◆ Data provided
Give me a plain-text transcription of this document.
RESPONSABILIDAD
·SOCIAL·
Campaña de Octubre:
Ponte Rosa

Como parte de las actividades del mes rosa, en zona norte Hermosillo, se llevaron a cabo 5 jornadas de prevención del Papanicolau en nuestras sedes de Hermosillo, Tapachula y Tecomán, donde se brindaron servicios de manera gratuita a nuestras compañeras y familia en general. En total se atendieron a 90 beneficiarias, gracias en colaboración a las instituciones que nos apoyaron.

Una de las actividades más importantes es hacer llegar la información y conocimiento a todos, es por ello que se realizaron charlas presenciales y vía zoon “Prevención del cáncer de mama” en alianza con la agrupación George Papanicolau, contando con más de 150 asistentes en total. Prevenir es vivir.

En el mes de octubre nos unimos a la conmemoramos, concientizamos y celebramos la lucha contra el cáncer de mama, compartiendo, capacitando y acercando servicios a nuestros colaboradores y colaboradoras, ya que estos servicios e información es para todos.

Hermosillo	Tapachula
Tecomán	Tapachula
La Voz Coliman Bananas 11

---

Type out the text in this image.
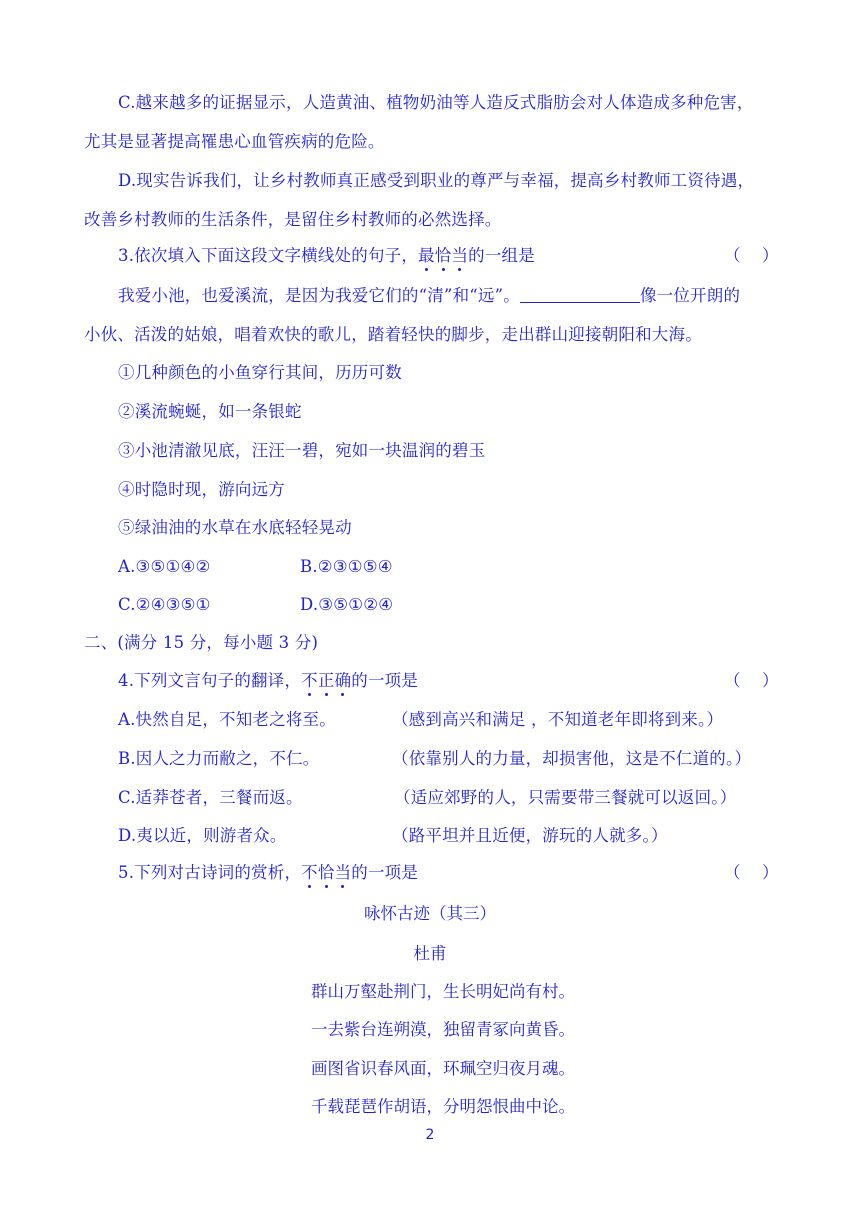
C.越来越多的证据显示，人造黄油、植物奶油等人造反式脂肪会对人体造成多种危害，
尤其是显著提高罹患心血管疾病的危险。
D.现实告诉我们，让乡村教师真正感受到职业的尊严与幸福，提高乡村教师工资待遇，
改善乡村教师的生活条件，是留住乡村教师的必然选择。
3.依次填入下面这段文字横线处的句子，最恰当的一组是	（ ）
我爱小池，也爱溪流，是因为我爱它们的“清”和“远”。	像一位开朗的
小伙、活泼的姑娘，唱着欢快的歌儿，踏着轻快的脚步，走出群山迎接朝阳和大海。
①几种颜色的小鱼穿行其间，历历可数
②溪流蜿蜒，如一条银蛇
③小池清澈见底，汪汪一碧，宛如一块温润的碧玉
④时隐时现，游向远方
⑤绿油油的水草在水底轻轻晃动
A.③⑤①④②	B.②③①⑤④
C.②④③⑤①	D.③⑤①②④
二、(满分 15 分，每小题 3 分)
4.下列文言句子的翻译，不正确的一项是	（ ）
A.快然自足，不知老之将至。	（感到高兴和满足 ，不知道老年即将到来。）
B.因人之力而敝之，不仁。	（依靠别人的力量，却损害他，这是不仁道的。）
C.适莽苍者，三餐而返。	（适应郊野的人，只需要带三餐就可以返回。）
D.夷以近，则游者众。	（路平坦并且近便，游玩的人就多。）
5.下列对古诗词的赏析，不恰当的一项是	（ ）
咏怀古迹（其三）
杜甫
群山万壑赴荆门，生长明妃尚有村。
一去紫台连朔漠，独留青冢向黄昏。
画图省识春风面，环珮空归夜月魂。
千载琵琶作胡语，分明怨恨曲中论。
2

◆ Stated exercise
Copy out each line of the records that holds the string "Hermosillo".

◆ Output below
Como parte de las actividades del mes rosa, en zona norte Hermosillo, se llevaron a cabo 5 jornadas de prevención del Papanicolau en nuestras sedes de Hermosillo, Tapachula y Tecomán, donde se brindaron servicios de manera gratuita a nuestras compañeras y familia en general. En total se atendieron a 90 beneficiarias, gracias en colaboración a las instituciones que nos apoyaron.
Hermosillo	Tapachula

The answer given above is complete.